Exercise objective:
In the records below, tally every line containing "barème". Report only the total.
--- START Data lines ---
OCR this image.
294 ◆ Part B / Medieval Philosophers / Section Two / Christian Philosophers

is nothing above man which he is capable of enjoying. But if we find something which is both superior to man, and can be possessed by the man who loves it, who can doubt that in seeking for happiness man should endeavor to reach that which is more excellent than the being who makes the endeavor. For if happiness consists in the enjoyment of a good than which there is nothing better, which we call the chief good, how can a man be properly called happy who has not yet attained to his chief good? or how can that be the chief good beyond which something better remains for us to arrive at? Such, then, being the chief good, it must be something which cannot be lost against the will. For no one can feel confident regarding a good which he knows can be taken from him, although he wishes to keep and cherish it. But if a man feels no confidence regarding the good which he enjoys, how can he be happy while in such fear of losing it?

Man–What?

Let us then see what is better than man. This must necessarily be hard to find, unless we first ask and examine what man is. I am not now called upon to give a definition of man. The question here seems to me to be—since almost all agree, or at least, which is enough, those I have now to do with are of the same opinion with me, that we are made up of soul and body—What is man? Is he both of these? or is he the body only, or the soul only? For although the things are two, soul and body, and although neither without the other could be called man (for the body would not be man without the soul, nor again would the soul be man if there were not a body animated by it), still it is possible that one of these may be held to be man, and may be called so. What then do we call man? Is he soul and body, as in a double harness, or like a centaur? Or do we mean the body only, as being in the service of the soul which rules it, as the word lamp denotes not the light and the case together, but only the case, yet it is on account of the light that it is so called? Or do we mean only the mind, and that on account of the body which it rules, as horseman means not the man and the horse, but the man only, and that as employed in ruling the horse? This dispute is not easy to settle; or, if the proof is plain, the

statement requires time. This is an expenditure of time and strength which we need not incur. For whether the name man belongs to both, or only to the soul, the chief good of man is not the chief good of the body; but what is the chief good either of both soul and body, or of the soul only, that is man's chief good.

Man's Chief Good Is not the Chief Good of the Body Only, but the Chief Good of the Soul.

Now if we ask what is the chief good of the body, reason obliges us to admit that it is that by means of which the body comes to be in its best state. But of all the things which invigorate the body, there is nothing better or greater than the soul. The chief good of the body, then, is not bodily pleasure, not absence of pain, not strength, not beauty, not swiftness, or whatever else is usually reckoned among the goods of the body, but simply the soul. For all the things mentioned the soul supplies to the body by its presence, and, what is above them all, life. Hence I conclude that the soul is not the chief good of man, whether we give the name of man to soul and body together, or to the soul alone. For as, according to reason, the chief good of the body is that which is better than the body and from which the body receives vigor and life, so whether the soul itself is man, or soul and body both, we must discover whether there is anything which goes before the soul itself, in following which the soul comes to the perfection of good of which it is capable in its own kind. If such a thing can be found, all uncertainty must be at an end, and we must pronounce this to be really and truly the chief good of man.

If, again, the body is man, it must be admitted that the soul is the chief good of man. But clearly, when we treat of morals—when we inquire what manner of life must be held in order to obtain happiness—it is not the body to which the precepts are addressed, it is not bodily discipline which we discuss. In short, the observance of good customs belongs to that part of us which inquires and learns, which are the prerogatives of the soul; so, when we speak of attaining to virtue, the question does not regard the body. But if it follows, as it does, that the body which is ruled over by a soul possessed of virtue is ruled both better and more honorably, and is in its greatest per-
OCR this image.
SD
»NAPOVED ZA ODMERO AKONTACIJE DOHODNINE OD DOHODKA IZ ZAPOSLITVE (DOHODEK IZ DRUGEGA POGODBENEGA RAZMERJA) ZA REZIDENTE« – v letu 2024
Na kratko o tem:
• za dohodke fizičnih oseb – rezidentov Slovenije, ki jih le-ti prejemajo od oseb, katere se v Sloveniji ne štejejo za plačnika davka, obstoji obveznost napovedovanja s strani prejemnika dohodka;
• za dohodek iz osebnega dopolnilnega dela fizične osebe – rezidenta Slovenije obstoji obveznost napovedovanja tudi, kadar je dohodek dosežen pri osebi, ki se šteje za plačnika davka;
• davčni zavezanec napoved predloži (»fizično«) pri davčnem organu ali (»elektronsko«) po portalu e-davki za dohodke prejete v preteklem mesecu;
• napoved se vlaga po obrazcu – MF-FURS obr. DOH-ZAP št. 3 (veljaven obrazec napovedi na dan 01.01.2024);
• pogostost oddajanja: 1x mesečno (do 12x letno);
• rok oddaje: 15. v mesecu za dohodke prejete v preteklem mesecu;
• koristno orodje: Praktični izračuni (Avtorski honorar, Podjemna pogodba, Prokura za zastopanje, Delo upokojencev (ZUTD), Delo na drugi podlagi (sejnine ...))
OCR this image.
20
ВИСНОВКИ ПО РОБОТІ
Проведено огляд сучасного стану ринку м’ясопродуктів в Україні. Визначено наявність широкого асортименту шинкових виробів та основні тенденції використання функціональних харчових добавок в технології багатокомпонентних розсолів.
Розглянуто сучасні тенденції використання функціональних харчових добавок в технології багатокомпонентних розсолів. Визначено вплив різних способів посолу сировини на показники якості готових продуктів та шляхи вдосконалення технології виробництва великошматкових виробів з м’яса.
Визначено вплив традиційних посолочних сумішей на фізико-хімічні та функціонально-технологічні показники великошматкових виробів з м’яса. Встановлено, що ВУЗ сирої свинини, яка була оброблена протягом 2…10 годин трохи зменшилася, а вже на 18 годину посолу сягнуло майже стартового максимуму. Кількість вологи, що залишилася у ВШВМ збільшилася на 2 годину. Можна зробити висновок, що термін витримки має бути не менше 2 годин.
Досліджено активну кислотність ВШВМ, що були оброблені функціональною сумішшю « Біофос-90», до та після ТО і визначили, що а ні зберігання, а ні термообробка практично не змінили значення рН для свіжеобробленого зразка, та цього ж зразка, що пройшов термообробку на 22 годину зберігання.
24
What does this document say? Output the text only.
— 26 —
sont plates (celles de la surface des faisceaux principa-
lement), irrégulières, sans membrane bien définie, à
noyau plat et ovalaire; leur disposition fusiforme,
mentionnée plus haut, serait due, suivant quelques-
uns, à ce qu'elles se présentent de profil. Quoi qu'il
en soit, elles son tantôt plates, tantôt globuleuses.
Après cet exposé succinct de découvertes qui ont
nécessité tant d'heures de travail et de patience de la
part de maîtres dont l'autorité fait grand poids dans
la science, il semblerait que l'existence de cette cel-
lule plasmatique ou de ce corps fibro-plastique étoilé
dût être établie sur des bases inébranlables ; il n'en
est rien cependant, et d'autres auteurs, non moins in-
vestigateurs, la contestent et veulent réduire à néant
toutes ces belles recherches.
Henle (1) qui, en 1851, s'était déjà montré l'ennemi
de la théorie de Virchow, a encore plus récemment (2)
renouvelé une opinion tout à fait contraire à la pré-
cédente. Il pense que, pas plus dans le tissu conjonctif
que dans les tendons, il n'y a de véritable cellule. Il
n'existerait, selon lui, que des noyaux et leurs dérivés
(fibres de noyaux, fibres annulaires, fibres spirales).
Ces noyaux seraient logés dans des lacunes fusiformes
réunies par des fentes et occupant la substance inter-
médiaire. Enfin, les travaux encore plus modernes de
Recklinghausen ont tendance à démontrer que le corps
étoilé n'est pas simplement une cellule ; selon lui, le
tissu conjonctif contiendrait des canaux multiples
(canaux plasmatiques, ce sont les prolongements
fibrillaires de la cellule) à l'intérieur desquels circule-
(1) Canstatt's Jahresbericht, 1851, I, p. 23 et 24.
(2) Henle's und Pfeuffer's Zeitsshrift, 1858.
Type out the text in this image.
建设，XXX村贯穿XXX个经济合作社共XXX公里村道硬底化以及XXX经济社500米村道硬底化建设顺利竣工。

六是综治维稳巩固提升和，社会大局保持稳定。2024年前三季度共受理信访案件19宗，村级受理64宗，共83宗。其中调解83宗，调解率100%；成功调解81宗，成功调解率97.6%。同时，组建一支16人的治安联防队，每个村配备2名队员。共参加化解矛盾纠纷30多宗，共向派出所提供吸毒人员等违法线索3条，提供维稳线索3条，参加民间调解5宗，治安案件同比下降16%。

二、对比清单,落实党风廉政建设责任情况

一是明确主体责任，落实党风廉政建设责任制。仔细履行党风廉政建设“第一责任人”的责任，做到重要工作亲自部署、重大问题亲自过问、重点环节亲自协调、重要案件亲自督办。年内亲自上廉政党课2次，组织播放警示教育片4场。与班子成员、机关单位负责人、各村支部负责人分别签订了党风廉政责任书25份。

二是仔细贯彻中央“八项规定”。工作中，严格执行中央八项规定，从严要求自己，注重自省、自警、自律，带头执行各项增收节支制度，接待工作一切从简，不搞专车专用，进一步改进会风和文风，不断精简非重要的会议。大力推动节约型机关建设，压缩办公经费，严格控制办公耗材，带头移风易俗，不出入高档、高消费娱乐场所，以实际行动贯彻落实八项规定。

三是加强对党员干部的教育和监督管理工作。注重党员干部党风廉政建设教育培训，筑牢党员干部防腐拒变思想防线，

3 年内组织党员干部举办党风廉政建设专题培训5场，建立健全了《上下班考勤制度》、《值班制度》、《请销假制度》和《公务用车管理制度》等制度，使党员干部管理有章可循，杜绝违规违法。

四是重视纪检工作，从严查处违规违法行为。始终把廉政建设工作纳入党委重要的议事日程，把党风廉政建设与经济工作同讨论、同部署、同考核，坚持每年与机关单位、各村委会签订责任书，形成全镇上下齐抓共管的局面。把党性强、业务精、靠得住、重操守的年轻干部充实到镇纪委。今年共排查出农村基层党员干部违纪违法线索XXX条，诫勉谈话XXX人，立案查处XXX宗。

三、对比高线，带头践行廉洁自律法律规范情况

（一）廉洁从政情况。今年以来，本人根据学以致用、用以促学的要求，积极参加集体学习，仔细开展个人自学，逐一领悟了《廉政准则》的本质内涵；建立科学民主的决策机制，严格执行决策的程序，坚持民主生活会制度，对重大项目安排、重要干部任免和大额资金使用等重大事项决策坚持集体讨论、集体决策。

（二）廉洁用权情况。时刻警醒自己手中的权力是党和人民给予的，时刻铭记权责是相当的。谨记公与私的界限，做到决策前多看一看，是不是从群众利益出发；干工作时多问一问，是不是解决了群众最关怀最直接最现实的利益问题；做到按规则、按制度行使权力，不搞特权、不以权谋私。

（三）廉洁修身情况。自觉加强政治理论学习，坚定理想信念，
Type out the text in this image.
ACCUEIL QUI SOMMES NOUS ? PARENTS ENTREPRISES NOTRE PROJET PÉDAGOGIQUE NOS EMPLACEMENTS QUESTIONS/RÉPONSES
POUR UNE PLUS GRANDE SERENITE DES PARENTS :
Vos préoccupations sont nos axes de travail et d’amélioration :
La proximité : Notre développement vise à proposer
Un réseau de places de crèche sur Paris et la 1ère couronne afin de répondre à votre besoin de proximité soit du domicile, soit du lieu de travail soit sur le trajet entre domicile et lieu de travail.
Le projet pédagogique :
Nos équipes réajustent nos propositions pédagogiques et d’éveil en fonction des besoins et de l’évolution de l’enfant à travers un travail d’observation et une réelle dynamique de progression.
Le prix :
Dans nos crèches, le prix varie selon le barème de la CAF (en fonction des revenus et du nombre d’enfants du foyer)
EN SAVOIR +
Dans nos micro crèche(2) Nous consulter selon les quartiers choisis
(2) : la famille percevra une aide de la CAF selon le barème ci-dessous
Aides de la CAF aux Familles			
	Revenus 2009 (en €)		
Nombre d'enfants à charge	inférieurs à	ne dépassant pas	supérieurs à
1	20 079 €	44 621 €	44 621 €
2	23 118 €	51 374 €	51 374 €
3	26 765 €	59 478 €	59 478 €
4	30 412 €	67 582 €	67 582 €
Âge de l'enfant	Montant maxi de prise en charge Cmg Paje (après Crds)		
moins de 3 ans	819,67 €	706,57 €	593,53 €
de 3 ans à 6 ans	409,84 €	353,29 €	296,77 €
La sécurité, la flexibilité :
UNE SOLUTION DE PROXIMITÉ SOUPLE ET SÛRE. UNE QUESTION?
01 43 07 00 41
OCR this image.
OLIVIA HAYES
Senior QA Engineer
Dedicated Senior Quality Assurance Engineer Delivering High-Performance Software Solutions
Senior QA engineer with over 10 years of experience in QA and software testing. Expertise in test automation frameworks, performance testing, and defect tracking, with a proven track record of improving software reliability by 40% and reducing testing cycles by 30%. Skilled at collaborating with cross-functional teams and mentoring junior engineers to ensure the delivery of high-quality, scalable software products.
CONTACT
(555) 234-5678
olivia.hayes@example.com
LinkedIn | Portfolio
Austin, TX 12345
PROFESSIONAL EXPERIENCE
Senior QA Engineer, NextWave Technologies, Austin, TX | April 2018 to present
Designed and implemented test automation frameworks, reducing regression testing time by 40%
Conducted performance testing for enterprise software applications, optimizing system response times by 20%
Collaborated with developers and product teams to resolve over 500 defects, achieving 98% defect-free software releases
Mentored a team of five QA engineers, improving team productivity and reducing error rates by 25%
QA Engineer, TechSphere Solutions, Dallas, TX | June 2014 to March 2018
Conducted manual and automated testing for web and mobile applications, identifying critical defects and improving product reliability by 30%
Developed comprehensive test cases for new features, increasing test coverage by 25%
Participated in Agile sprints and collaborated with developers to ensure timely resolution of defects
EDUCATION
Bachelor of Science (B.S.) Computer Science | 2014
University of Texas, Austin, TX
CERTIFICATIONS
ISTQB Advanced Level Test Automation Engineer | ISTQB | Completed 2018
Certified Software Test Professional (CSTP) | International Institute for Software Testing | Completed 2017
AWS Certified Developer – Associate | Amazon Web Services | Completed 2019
--- END Data lines ---
Expected output:
2